▶ _Dataset extract_:

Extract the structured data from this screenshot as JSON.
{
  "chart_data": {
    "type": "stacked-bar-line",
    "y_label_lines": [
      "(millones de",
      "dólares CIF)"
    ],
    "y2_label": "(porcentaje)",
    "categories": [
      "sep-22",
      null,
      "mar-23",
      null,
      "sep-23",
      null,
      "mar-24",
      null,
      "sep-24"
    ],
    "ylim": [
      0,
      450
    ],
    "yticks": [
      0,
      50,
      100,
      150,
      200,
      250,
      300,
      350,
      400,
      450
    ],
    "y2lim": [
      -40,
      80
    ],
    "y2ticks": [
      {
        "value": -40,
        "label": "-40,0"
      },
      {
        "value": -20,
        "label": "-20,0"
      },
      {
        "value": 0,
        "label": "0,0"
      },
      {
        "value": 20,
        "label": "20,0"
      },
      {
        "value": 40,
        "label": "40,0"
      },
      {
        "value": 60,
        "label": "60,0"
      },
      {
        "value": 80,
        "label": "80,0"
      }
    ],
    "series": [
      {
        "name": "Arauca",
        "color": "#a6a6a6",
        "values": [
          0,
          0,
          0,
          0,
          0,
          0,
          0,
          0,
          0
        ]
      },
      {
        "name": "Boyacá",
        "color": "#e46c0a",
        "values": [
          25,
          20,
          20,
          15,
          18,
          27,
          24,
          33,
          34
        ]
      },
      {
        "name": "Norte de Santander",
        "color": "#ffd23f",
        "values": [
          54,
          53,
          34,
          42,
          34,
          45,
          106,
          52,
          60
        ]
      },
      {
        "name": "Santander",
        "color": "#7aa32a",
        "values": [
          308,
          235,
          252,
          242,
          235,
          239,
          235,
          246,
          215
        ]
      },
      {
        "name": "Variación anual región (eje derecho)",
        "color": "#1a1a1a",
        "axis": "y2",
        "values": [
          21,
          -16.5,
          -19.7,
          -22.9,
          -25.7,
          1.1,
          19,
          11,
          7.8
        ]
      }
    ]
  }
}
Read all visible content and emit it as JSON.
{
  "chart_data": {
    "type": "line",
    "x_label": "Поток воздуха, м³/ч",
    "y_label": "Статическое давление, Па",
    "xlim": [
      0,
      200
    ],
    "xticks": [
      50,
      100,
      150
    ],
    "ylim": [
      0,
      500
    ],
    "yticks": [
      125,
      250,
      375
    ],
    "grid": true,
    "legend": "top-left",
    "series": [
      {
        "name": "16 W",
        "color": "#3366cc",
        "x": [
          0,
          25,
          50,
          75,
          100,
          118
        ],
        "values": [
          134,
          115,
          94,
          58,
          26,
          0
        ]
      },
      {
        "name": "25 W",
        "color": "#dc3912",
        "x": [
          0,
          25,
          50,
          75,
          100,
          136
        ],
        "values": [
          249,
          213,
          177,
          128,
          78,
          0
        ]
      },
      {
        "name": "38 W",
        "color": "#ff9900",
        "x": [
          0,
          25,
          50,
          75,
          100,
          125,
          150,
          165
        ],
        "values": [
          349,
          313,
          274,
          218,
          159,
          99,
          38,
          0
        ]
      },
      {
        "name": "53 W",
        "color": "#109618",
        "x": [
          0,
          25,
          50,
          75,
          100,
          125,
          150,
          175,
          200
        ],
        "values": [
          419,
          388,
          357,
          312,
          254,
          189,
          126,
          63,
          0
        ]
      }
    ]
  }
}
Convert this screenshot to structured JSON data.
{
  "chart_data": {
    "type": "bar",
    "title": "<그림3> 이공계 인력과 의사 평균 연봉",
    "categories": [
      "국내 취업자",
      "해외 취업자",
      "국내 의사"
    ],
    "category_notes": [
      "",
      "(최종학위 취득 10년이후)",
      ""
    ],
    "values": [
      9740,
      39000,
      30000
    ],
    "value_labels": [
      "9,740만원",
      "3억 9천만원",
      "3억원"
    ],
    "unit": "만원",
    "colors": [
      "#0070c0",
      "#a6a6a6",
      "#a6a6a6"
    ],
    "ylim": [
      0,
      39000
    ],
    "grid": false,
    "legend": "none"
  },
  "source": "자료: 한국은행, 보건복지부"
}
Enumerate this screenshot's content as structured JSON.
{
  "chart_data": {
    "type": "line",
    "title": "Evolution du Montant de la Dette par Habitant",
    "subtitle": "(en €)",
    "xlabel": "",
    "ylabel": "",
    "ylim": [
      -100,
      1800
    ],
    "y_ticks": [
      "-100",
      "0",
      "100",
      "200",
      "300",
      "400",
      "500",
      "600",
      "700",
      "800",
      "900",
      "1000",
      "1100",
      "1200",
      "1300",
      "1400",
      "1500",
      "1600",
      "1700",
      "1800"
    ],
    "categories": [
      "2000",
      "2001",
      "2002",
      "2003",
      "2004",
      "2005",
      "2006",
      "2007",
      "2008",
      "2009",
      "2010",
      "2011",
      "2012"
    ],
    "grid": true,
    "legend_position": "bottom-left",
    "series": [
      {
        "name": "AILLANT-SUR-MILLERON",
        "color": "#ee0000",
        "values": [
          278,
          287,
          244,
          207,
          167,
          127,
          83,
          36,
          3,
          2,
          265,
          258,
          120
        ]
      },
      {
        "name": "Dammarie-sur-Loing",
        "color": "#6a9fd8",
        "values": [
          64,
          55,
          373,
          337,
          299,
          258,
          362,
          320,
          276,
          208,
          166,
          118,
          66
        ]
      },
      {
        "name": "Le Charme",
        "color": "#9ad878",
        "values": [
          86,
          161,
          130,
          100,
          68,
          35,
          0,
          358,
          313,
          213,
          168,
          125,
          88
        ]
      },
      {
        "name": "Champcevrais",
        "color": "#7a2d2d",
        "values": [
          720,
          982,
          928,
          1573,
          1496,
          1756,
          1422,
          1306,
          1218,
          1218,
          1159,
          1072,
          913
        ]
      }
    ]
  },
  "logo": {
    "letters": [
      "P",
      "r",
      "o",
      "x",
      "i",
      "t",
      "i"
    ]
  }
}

▶ _What is being asked_: Write the listing out again, exactly as shown above.

▶ _Written solution_:
Extract the structured data from this screenshot as JSON.
{
  "chart_data": {
    "type": "stacked-bar-line",
    "y_label_lines": [
      "(millones de",
      "dólares CIF)"
    ],
    "y2_label": "(porcentaje)",
    "categories": [
      "sep-22",
      null,
      "mar-23",
      null,
      "sep-23",
      null,
      "mar-24",
      null,
      "sep-24"
    ],
    "ylim": [
      0,
      450
    ],
    "yticks": [
      0,
      50,
      100,
      150,
      200,
      250,
      300,
      350,
      400,
      450
    ],
    "y2lim": [
      -40,
      80
    ],
    "y2ticks": [
      {
        "value": -40,
        "label": "-40,0"
      },
      {
        "value": -20,
        "label": "-20,0"
      },
      {
        "value": 0,
        "label": "0,0"
      },
      {
        "value": 20,
        "label": "20,0"
      },
      {
        "value": 40,
        "label": "40,0"
      },
      {
        "value": 60,
        "label": "60,0"
      },
      {
        "value": 80,
        "label": "80,0"
      }
    ],
    "series": [
      {
        "name": "Arauca",
        "color": "#a6a6a6",
        "values": [
          0,
          0,
          0,
          0,
          0,
          0,
          0,
          0,
          0
        ]
      },
      {
        "name": "Boyacá",
        "color": "#e46c0a",
        "values": [
          25,
          20,
          20,
          15,
          18,
          27,
          24,
          33,
          34
        ]
      },
      {
        "name": "Norte de Santander",
        "color": "#ffd23f",
        "values": [
          54,
          53,
          34,
          42,
          34,
          45,
          106,
          52,
          60
        ]
      },
      {
        "name": "Santander",
        "color": "#7aa32a",
        "values": [
          308,
          235,
          252,
          242,
          235,
          239,
          235,
          246,
          215
        ]
      },
      {
        "name": "Variación anual región (eje derecho)",
        "color": "#1a1a1a",
        "axis": "y2",
        "values": [
          21,
          -16.5,
          -19.7,
          -22.9,
          -25.7,
          1.1,
          19,
          11,
          7.8
        ]
      }
    ]
  }
}
Read all visible content and emit it as JSON.
{
  "chart_data": {
    "type": "line",
    "x_label": "Поток воздуха, м³/ч",
    "y_label": "Статическое давление, Па",
    "xlim": [
      0,
      200
    ],
    "xticks": [
      50,
      100,
      150
    ],
    "ylim": [
      0,
      500
    ],
    "yticks": [
      125,
      250,
      375
    ],
    "grid": true,
    "legend": "top-left",
    "series": [
      {
        "name": "16 W",
        "color": "#3366cc",
        "x": [
          0,
          25,
          50,
          75,
          100,
          118
        ],
        "values": [
          134,
          115,
          94,
          58,
          26,
          0
        ]
      },
      {
        "name": "25 W",
        "color": "#dc3912",
        "x": [
          0,
          25,
          50,
          75,
          100,
          136
        ],
        "values": [
          249,
          213,
          177,
          128,
          78,
          0
        ]
      },
      {
        "name": "38 W",
        "color": "#ff9900",
        "x": [
          0,
          25,
          50,
          75,
          100,
          125,
          150,
          165
        ],
        "values": [
          349,
          313,
          274,
          218,
          159,
          99,
          38,
          0
        ]
      },
      {
        "name": "53 W",
        "color": "#109618",
        "x": [
          0,
          25,
          50,
          75,
          100,
          125,
          150,
          175,
          200
        ],
        "values": [
          419,
          388,
          357,
          312,
          254,
          189,
          126,
          63,
          0
        ]
      }
    ]
  }
}
Convert this screenshot to structured JSON data.
{
  "chart_data": {
    "type": "bar",
    "title": "<그림3> 이공계 인력과 의사 평균 연봉",
    "categories": [
      "국내 취업자",
      "해외 취업자",
      "국내 의사"
    ],
    "category_notes": [
      "",
      "(최종학위 취득 10년이후)",
      ""
    ],
    "values": [
      9740,
      39000,
      30000
    ],
    "value_labels": [
      "9,740만원",
      "3억 9천만원",
      "3억원"
    ],
    "unit": "만원",
    "colors": [
      "#0070c0",
      "#a6a6a6",
      "#a6a6a6"
    ],
    "ylim": [
      0,
      39000
    ],
    "grid": false,
    "legend": "none"
  },
  "source": "자료: 한국은행, 보건복지부"
}
Enumerate this screenshot's content as structured JSON.
{
  "chart_data": {
    "type": "line",
    "title": "Evolution du Montant de la Dette par Habitant",
    "subtitle": "(en €)",
    "xlabel": "",
    "ylabel": "",
    "ylim": [
      -100,
      1800
    ],
    "y_ticks": [
      "-100",
      "0",
      "100",
      "200",
      "300",
      "400",
      "500",
      "600",
      "700",
      "800",
      "900",
      "1000",
      "1100",
      "1200",
      "1300",
      "1400",
      "1500",
      "1600",
      "1700",
      "1800"
    ],
    "categories": [
      "2000",
      "2001",
      "2002",
      "2003",
      "2004",
      "2005",
      "2006",
      "2007",
      "2008",
      "2009",
      "2010",
      "2011",
      "2012"
    ],
    "grid": true,
    "legend_position": "bottom-left",
    "series": [
      {
        "name": "AILLANT-SUR-MILLERON",
        "color": "#ee0000",
        "values": [
          278,
          287,
          244,
          207,
          167,
          127,
          83,
          36,
          3,
          2,
          265,
          258,
          120
        ]
      },
      {
        "name": "Dammarie-sur-Loing",
        "color": "#6a9fd8",
        "values": [
          64,
          55,
          373,
          337,
          299,
          258,
          362,
          320,
          276,
          208,
          166,
          118,
          66
        ]
      },
      {
        "name": "Le Charme",
        "color": "#9ad878",
        "values": [
          86,
          161,
          130,
          100,
          68,
          35,
          0,
          358,
          313,
          213,
          168,
          125,
          88
        ]
      },
      {
        "name": "Champcevrais",
        "color": "#7a2d2d",
        "values": [
          720,
          982,
          928,
          1573,
          1496,
          1756,
          1422,
          1306,
          1218,
          1218,
          1159,
          1072,
          913
        ]
      }
    ]
  },
  "logo": {
    "letters": [
      "P",
      "r",
      "o",
      "x",
      "i",
      "t",
      "i"
    ]
  }
}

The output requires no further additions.